Stored data
---*---

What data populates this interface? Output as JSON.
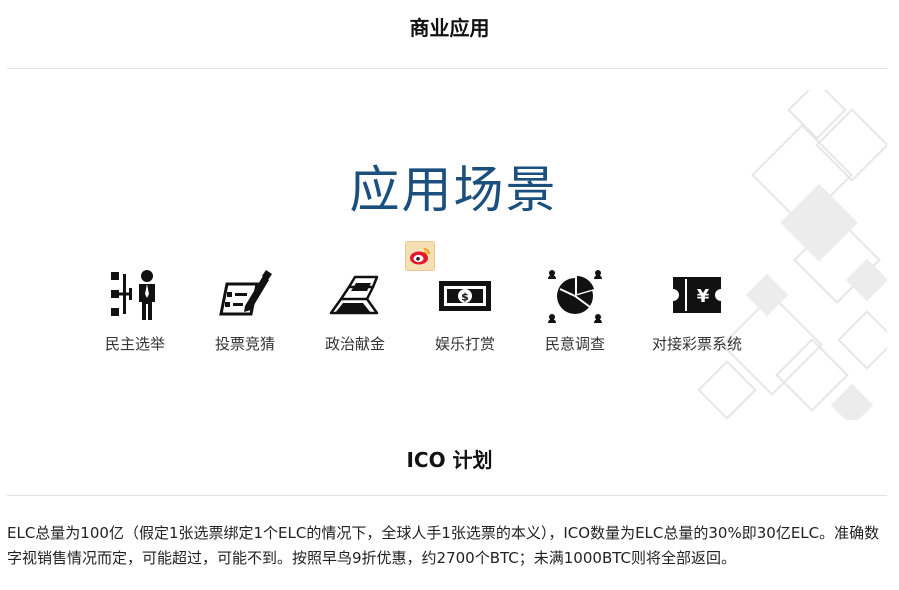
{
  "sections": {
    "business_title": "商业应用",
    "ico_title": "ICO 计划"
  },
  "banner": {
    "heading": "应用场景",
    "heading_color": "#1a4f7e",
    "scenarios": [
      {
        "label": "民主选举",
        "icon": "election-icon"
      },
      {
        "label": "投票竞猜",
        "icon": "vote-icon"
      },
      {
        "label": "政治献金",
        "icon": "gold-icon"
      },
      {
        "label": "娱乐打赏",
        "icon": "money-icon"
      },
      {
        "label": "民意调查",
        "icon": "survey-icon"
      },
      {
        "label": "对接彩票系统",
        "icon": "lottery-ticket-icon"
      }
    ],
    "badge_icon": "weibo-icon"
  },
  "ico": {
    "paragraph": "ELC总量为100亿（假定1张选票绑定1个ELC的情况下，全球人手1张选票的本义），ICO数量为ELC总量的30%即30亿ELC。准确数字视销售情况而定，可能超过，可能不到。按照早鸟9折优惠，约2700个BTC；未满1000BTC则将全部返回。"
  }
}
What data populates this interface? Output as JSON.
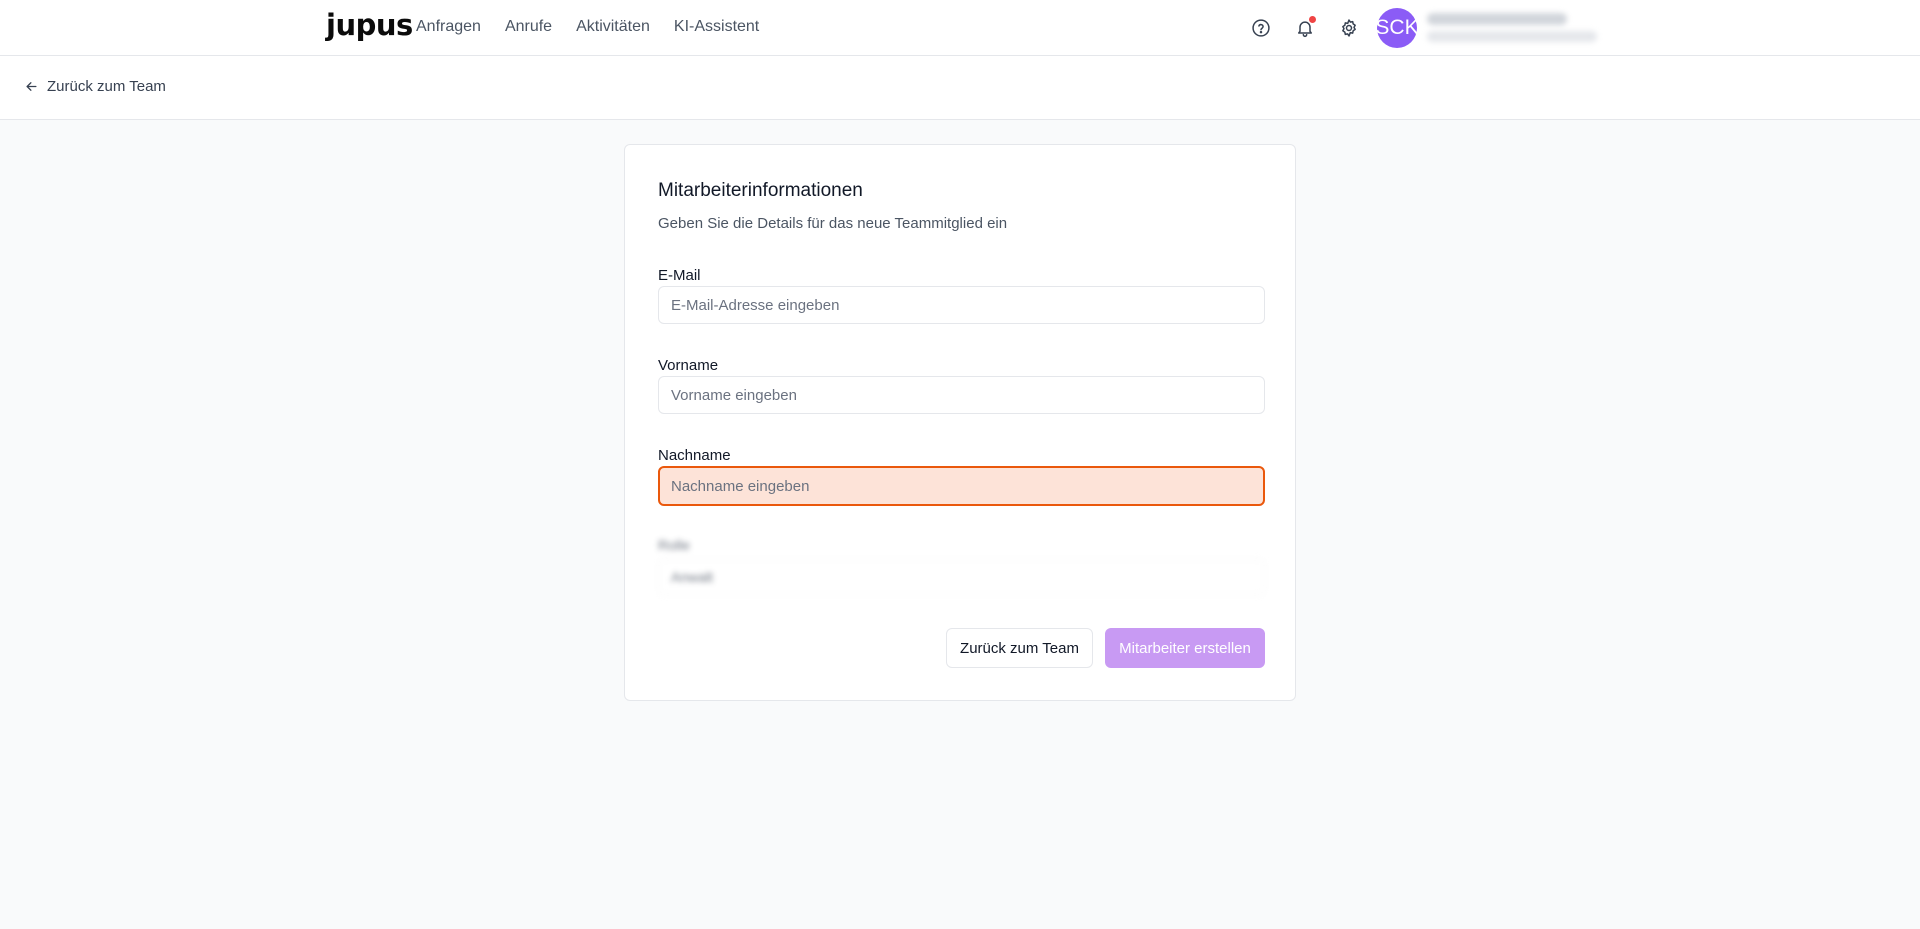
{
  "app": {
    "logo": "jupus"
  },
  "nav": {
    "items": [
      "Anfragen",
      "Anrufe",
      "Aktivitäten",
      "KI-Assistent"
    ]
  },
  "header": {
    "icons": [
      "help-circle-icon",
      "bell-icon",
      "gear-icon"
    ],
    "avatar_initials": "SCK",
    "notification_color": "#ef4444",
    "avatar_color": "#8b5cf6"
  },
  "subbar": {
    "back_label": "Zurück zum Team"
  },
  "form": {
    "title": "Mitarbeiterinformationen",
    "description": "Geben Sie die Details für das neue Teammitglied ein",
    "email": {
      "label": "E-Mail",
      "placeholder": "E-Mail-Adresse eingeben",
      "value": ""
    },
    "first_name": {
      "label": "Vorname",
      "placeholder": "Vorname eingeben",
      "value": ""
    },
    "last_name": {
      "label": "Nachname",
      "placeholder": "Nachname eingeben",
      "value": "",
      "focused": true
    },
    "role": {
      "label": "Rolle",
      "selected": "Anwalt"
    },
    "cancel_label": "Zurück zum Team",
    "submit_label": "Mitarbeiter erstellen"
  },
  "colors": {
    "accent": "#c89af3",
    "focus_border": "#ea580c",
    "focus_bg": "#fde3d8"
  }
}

---*---

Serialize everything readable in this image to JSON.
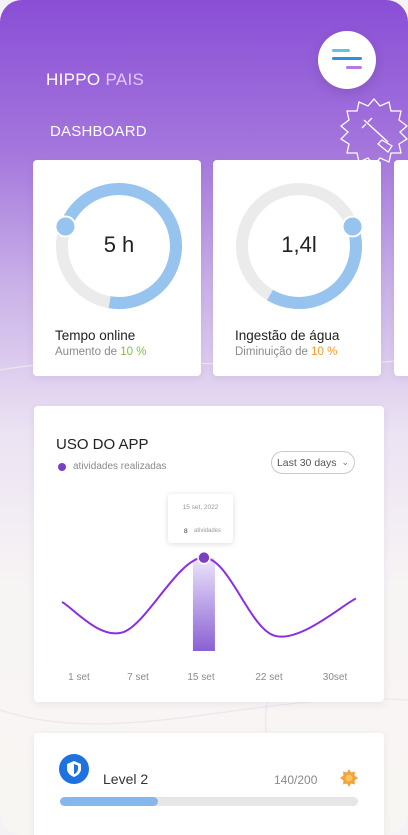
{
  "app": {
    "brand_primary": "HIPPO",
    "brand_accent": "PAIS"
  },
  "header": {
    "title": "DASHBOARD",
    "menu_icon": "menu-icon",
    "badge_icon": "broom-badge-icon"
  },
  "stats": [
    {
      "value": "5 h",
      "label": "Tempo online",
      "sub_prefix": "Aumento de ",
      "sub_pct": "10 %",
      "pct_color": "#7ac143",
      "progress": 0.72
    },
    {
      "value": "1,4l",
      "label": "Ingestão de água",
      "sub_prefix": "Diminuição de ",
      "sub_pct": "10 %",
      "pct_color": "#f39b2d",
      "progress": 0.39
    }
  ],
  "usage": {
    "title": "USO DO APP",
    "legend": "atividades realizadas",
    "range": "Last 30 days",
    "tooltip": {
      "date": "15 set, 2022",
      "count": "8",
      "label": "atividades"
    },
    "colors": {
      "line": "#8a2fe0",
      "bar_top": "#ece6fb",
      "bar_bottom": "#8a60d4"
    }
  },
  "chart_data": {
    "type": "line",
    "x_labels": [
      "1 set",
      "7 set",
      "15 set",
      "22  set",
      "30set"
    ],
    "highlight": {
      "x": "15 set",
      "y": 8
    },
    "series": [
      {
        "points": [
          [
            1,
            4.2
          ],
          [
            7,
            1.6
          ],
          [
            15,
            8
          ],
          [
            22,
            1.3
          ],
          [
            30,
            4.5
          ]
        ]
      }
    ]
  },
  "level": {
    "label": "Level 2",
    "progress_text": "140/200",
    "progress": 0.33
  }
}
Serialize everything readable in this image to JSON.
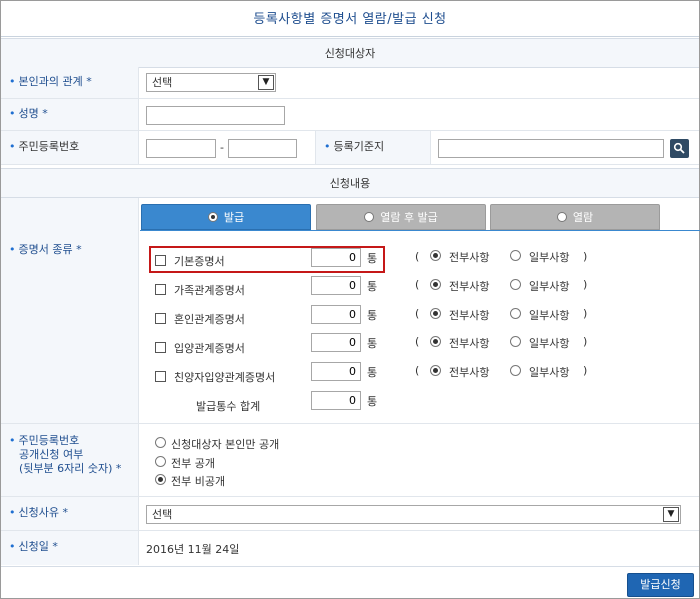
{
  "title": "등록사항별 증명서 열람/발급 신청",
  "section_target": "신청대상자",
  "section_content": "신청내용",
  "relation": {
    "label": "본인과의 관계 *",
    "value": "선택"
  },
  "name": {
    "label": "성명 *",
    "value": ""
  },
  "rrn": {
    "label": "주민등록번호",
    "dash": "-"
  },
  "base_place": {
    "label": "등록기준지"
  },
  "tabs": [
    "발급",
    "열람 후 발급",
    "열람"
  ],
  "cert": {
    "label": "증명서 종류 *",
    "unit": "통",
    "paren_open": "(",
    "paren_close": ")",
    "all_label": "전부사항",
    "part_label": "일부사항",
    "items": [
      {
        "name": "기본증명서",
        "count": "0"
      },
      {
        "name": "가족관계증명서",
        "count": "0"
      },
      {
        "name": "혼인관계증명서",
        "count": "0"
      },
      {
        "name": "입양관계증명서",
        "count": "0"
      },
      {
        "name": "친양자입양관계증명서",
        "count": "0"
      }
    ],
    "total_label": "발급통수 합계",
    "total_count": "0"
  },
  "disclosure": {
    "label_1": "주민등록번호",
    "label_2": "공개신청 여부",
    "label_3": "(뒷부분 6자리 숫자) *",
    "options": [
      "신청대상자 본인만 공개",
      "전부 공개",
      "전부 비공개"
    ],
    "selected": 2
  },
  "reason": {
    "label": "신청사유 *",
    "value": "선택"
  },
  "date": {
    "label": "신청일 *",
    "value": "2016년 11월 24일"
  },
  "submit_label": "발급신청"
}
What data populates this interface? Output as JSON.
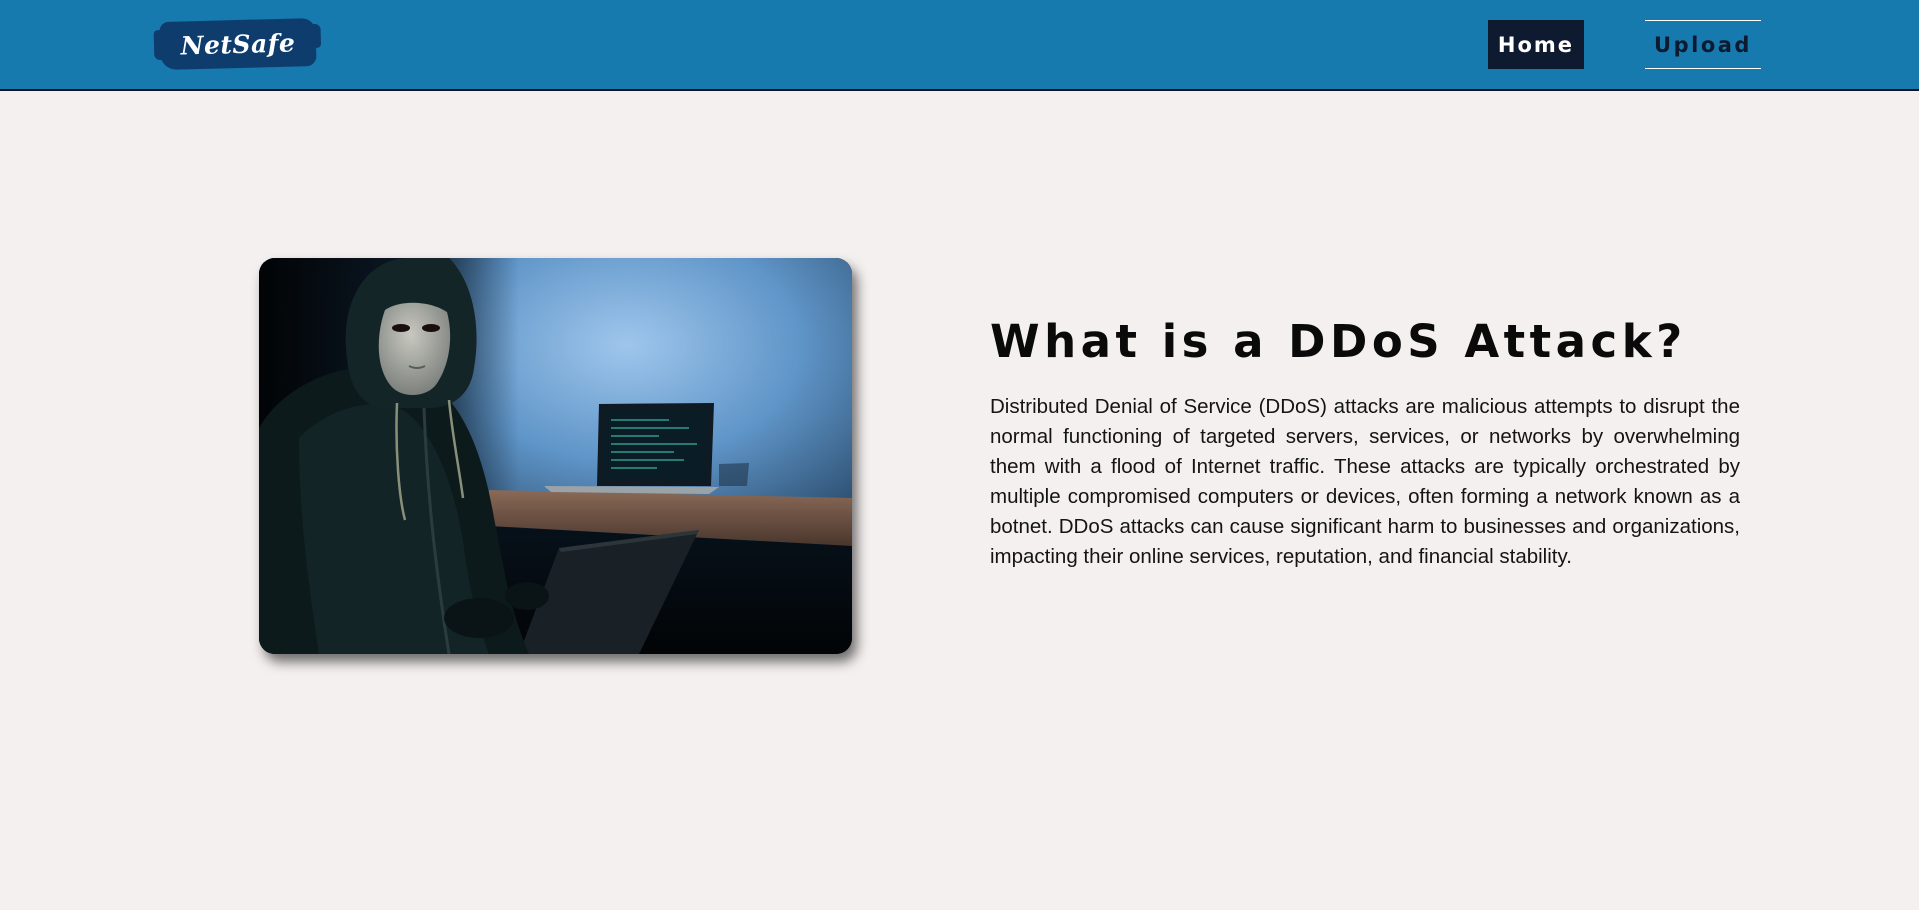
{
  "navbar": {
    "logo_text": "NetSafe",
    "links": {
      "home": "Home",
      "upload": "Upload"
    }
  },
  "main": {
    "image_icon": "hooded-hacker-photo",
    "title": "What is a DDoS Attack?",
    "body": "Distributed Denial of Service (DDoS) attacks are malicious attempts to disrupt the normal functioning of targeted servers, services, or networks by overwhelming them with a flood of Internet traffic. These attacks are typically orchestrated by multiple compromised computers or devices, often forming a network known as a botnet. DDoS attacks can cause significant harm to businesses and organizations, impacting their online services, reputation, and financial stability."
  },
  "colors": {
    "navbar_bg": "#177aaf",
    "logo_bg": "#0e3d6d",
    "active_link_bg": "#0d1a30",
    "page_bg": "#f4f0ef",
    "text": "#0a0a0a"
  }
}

---*---

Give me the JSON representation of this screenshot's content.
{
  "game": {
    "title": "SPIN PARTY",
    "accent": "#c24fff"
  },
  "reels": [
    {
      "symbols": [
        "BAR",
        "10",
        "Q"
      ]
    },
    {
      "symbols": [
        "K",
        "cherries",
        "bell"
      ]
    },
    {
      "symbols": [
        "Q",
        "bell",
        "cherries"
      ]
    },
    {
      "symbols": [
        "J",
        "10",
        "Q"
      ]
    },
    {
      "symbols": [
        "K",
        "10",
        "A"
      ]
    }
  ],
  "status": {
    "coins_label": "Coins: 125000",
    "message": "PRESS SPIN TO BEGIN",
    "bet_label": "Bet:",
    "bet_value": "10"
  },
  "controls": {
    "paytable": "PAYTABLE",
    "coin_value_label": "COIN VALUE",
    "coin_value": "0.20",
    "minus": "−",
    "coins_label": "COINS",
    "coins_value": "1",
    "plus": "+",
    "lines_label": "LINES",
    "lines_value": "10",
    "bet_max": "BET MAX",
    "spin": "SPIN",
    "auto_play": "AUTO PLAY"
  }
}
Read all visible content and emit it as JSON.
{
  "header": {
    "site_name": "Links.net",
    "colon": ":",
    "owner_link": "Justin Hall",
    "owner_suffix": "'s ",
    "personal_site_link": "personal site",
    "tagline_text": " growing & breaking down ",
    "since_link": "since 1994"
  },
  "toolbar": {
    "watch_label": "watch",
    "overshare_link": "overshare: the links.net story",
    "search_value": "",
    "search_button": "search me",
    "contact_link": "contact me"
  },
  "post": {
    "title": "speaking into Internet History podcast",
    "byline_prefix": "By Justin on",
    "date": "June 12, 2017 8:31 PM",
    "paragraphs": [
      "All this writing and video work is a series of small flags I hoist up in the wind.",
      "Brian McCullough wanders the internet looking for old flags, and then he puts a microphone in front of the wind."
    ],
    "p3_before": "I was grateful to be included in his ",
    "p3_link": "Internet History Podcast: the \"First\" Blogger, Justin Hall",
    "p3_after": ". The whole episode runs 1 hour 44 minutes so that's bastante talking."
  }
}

---*---

Read through the lines above and collect those that contain the string "History".

    "title": "speaking into Internet History podcast",
    "p3_link": "Internet History Podcast: the \"First\" Blogger, Justin Hall",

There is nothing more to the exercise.